THE REQUEST:
Every record must be written out once more, with nothing added or omitted.
++++ GIVEN DATA ++++
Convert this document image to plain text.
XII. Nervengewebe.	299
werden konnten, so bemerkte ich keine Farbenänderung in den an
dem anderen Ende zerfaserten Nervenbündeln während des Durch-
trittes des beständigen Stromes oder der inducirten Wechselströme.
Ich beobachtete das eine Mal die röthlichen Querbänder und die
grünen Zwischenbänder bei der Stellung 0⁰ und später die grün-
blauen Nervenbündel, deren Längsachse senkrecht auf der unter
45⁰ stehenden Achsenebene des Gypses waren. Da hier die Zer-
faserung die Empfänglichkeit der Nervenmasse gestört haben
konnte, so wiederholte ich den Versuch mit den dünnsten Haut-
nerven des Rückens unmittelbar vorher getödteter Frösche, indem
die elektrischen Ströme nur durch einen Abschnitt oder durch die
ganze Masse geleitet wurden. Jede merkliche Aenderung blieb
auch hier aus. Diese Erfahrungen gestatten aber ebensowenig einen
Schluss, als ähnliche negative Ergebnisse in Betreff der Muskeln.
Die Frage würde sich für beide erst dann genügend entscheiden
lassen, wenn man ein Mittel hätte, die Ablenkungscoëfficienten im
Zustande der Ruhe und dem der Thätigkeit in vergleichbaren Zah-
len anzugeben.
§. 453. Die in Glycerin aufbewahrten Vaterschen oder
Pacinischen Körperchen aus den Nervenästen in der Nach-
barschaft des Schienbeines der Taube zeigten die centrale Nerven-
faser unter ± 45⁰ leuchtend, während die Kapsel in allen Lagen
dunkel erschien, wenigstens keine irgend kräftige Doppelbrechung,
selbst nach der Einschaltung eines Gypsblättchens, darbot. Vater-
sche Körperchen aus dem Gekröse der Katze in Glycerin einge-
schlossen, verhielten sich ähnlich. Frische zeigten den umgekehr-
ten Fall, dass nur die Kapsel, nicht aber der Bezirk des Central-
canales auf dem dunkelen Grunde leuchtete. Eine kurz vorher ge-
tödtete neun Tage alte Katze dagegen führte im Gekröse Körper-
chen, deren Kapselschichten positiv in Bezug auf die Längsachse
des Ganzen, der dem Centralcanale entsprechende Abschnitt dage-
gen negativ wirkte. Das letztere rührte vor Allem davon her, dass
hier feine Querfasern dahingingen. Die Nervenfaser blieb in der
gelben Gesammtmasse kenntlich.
++++
PROBLEM SOLUTION:
Convert this document image to plain text.
XII. Nervengewebe.	299
werden konnten, so bemerkte ich keine Farbenänderung in den an
dem anderen Ende zerfaserten Nervenbündeln während des Durch-
trittes des beständigen Stromes oder der inducirten Wechselströme.
Ich beobachtete das eine Mal die röthlichen Querbänder und die
grünen Zwischenbänder bei der Stellung 0⁰ und später die grün-
blauen Nervenbündel, deren Längsachse senkrecht auf der unter
45⁰ stehenden Achsenebene des Gypses waren. Da hier die Zer-
faserung die Empfänglichkeit der Nervenmasse gestört haben
konnte, so wiederholte ich den Versuch mit den dünnsten Haut-
nerven des Rückens unmittelbar vorher getödteter Frösche, indem
die elektrischen Ströme nur durch einen Abschnitt oder durch die
ganze Masse geleitet wurden. Jede merkliche Aenderung blieb
auch hier aus. Diese Erfahrungen gestatten aber ebensowenig einen
Schluss, als ähnliche negative Ergebnisse in Betreff der Muskeln.
Die Frage würde sich für beide erst dann genügend entscheiden
lassen, wenn man ein Mittel hätte, die Ablenkungscoëfficienten im
Zustande der Ruhe und dem der Thätigkeit in vergleichbaren Zah-
len anzugeben.
§. 453. Die in Glycerin aufbewahrten Vaterschen oder
Pacinischen Körperchen aus den Nervenästen in der Nach-
barschaft des Schienbeines der Taube zeigten die centrale Nerven-
faser unter ± 45⁰ leuchtend, während die Kapsel in allen Lagen
dunkel erschien, wenigstens keine irgend kräftige Doppelbrechung,
selbst nach der Einschaltung eines Gypsblättchens, darbot. Vater-
sche Körperchen aus dem Gekröse der Katze in Glycerin einge-
schlossen, verhielten sich ähnlich. Frische zeigten den umgekehr-
ten Fall, dass nur die Kapsel, nicht aber der Bezirk des Central-
canales auf dem dunkelen Grunde leuchtete. Eine kurz vorher ge-
tödtete neun Tage alte Katze dagegen führte im Gekröse Körper-
chen, deren Kapselschichten positiv in Bezug auf die Längsachse
des Ganzen, der dem Centralcanale entsprechende Abschnitt dage-
gen negativ wirkte. Das letztere rührte vor Allem davon her, dass
hier feine Querfasern dahingingen. Die Nervenfaser blieb in der
gelben Gesammtmasse kenntlich.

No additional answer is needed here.